(Short exercise): Arrange the material from the line that contains "ratio-column: 2.20倍 1.68倍" through the line that contains "method-cell: 不動産運用（投機目的） (48, 348, 419, 415)" as a numbered list, leaving out blank lines.

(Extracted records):
** Start **

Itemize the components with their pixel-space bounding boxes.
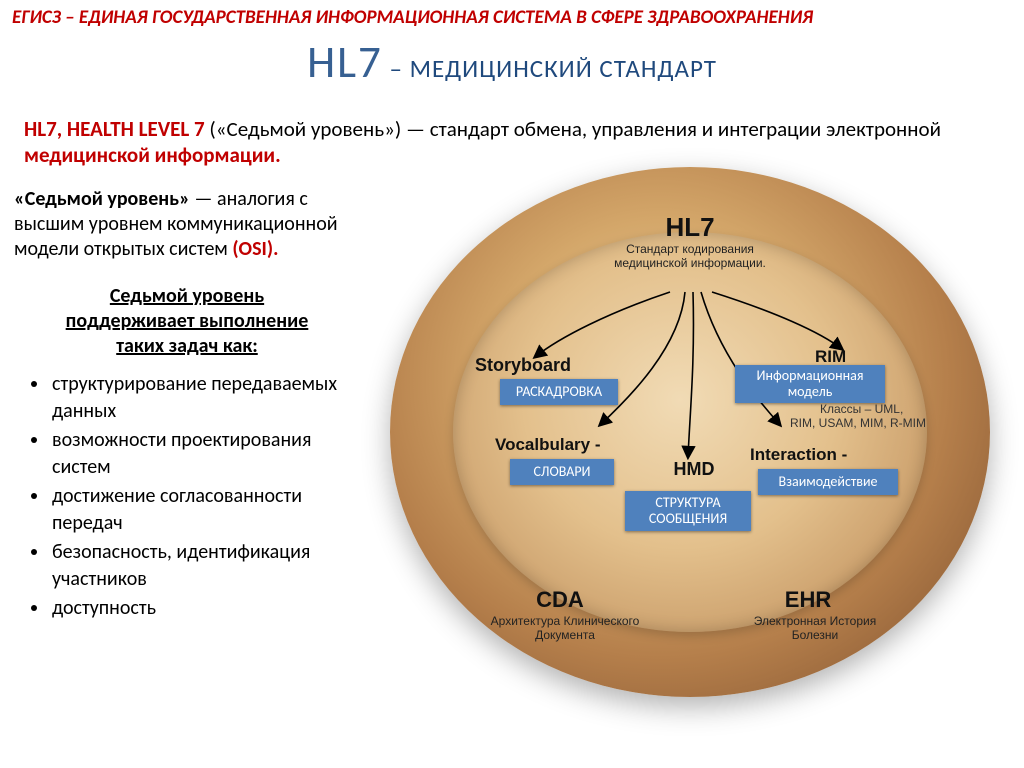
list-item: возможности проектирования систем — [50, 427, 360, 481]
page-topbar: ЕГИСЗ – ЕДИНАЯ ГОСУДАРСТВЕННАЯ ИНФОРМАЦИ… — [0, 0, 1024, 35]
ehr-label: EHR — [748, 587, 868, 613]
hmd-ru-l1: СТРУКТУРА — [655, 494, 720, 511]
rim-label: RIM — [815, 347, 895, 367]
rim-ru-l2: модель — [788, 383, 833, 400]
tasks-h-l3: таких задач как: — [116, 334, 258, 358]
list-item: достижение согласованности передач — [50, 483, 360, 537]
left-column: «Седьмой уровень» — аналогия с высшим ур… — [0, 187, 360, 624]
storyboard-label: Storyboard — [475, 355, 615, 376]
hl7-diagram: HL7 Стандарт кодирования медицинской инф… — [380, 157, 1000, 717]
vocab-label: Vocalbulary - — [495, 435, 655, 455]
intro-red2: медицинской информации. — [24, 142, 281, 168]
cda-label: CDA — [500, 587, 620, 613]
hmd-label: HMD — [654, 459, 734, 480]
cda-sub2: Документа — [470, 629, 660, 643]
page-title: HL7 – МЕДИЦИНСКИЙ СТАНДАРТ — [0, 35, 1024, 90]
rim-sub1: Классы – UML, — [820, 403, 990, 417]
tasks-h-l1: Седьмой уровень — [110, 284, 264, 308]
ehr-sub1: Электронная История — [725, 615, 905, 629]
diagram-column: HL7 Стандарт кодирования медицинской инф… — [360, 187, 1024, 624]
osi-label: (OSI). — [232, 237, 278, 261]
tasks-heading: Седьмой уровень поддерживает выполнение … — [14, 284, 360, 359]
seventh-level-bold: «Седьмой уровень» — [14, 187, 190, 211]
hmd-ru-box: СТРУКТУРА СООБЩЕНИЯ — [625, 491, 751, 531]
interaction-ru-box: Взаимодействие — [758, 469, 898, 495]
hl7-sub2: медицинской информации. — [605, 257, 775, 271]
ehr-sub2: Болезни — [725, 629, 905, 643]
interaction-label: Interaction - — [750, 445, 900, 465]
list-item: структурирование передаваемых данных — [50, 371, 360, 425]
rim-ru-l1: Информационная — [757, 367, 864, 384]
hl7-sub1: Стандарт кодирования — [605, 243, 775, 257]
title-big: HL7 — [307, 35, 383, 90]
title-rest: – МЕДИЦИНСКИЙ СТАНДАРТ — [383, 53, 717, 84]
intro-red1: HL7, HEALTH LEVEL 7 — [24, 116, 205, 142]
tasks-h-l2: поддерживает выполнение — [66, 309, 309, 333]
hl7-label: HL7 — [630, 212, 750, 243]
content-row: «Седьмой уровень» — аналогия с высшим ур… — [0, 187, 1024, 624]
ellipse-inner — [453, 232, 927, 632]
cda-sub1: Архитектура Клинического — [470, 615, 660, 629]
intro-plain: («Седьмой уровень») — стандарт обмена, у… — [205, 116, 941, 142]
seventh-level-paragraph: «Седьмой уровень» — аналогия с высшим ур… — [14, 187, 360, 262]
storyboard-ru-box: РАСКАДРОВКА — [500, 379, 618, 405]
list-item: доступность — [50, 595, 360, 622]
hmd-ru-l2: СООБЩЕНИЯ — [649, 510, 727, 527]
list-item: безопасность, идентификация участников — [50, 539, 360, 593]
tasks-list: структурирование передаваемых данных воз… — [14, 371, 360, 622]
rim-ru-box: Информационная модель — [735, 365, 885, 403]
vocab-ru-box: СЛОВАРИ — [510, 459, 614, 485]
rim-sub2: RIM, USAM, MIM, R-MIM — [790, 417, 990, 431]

** End **
** Start **

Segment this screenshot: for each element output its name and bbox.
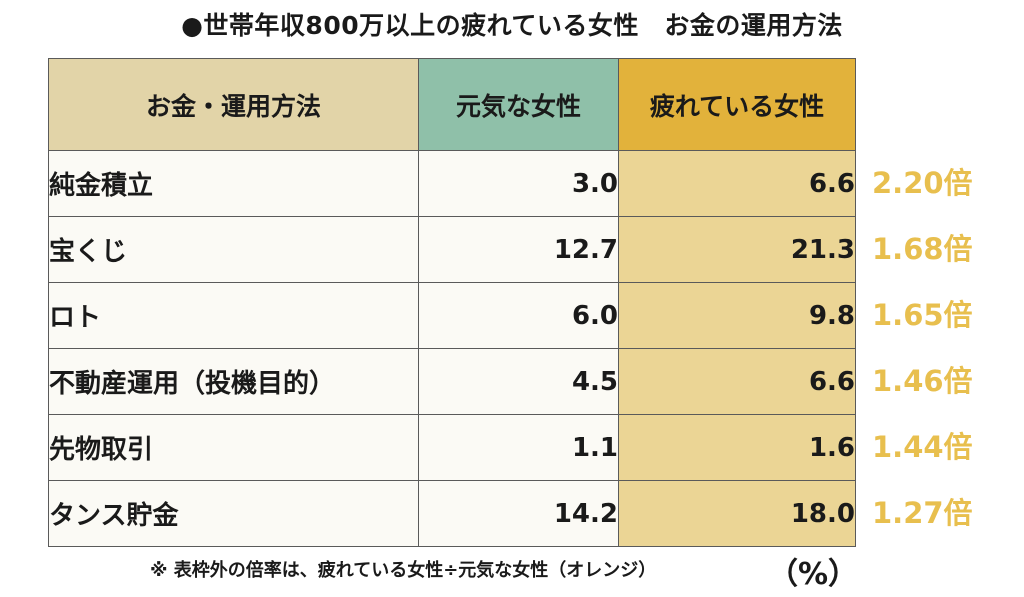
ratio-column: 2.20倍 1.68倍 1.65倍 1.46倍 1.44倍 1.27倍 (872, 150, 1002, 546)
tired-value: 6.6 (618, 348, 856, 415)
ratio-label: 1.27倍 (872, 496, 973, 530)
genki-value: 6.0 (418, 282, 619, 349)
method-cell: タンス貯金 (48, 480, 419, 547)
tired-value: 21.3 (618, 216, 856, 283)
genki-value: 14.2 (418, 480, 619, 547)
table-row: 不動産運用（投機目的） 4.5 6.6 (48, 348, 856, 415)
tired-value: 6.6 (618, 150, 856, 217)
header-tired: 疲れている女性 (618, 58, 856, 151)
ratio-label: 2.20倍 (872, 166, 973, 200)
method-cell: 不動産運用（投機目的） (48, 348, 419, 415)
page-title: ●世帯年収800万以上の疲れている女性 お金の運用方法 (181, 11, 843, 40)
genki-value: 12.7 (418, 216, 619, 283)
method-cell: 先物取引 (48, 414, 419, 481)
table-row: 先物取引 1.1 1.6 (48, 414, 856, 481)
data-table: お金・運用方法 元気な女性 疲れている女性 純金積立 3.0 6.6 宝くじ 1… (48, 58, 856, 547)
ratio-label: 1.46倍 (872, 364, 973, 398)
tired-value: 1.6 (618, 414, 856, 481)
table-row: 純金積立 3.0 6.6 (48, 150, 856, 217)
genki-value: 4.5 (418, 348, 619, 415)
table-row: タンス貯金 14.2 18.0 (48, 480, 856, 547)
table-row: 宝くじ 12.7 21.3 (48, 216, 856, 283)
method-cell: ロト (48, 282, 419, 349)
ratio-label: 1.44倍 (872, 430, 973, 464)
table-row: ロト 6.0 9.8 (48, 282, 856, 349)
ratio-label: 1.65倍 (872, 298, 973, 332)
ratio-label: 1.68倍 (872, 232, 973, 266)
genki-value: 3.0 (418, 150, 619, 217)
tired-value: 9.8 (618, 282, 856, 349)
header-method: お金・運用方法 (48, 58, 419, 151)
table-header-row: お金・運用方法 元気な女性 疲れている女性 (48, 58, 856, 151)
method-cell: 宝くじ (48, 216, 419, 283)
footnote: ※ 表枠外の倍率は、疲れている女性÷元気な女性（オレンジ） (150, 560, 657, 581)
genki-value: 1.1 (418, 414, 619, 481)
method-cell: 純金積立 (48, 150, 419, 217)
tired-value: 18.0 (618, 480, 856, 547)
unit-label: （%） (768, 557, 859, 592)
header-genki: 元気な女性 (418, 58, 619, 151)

** End **
** Start **

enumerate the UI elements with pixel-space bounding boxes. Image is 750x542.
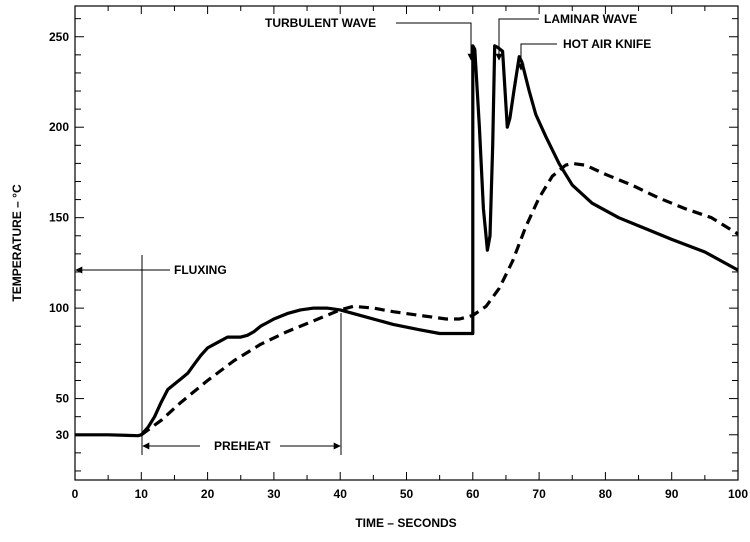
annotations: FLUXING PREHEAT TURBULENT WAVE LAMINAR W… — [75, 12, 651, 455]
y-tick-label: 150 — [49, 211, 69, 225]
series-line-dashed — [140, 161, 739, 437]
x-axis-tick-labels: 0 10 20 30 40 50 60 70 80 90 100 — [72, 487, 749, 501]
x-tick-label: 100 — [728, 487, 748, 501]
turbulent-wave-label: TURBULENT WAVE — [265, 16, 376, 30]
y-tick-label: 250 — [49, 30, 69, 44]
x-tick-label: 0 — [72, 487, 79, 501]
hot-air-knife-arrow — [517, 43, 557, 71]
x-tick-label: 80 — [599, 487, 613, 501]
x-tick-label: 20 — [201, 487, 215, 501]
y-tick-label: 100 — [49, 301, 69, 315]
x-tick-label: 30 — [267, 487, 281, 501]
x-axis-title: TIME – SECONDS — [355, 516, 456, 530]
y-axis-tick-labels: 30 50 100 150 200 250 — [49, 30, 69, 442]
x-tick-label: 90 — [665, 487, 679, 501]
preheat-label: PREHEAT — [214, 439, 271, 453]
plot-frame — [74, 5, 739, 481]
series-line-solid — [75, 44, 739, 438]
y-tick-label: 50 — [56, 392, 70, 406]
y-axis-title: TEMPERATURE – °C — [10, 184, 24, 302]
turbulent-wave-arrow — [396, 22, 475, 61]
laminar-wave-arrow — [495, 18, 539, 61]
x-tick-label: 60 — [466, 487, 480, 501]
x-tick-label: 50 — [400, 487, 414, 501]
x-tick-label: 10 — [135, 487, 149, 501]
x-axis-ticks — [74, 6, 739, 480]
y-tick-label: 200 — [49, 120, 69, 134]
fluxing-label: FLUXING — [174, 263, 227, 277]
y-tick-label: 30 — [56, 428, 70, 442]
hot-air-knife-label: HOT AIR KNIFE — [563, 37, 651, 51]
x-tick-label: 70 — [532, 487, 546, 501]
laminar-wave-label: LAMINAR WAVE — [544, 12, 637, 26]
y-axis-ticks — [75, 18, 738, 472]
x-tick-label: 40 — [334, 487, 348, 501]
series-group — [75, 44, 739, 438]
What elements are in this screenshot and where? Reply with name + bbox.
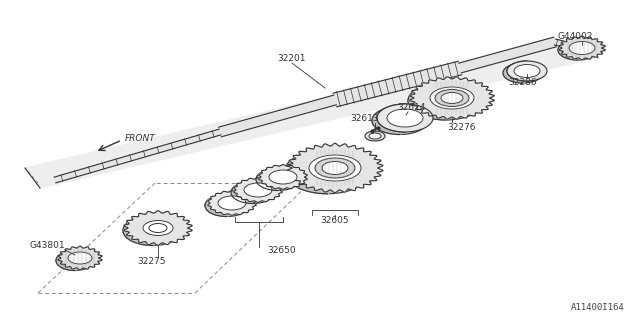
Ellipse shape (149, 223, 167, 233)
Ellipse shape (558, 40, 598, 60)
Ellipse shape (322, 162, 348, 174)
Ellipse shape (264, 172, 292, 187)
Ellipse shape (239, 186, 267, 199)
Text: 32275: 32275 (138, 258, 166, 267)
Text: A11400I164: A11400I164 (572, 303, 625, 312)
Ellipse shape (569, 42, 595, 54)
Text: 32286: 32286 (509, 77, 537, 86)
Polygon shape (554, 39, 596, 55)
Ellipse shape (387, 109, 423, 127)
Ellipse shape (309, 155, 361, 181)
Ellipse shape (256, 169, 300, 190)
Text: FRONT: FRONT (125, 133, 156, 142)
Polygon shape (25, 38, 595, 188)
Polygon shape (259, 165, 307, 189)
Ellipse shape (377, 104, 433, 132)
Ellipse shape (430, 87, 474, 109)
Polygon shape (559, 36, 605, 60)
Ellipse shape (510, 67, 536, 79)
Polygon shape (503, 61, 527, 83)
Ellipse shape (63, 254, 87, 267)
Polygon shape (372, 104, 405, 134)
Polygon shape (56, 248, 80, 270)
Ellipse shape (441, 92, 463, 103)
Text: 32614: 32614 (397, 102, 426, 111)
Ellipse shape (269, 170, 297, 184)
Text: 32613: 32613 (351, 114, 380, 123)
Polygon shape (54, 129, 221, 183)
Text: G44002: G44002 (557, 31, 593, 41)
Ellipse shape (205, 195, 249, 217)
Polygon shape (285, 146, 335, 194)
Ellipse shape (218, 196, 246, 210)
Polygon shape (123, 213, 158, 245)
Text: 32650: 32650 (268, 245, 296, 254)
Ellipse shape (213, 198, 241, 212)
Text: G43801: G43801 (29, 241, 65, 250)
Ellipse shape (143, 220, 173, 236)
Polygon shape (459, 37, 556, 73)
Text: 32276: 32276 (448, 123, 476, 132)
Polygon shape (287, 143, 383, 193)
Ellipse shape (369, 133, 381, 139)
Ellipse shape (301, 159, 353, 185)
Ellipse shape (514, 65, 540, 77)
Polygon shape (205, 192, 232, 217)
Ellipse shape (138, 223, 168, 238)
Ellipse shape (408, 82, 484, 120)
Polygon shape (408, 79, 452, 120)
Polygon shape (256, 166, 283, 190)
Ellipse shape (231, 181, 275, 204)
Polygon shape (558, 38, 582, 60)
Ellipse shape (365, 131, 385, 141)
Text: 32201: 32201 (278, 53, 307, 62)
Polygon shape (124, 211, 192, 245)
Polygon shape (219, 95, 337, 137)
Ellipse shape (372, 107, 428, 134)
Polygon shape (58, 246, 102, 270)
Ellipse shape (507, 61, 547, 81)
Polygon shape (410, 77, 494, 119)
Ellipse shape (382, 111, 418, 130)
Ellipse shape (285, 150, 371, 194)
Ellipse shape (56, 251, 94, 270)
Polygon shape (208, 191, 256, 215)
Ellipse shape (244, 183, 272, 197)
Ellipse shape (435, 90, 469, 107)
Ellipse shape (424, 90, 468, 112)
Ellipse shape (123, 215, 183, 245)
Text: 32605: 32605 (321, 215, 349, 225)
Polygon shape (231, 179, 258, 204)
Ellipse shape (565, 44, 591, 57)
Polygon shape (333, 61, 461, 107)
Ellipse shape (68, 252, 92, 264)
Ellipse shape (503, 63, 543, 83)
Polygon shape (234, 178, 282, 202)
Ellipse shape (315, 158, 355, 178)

** End **

(Solution for this problem):
1. ratio-column: 2.20倍 1.68倍 1.65倍 1.46倍 1.44倍 1.27倍 (872, 150, 1002, 546)
2. tired-value: 6.6 (618, 348, 856, 415)
3. ratio-label: 1.27倍 (872, 496, 973, 530)
4. genki-value: 6.0 (418, 282, 619, 349)
5. method-cell: タンス貯金 (48, 480, 419, 547)
6. tired-value: 21.3 (618, 216, 856, 283)
7. genki-value: 14.2 (418, 480, 619, 547)
8. table-row: 不動産運用（投機目的） 4.5 6.6 (48, 348, 856, 415)
9. tired-value: 6.6 (618, 150, 856, 217)
10. header-tired: 疲れている女性 (618, 58, 856, 151)
11. ratio-label: 2.20倍 (872, 166, 973, 200)
12. method-cell: 不動産運用（投機目的） (48, 348, 419, 415)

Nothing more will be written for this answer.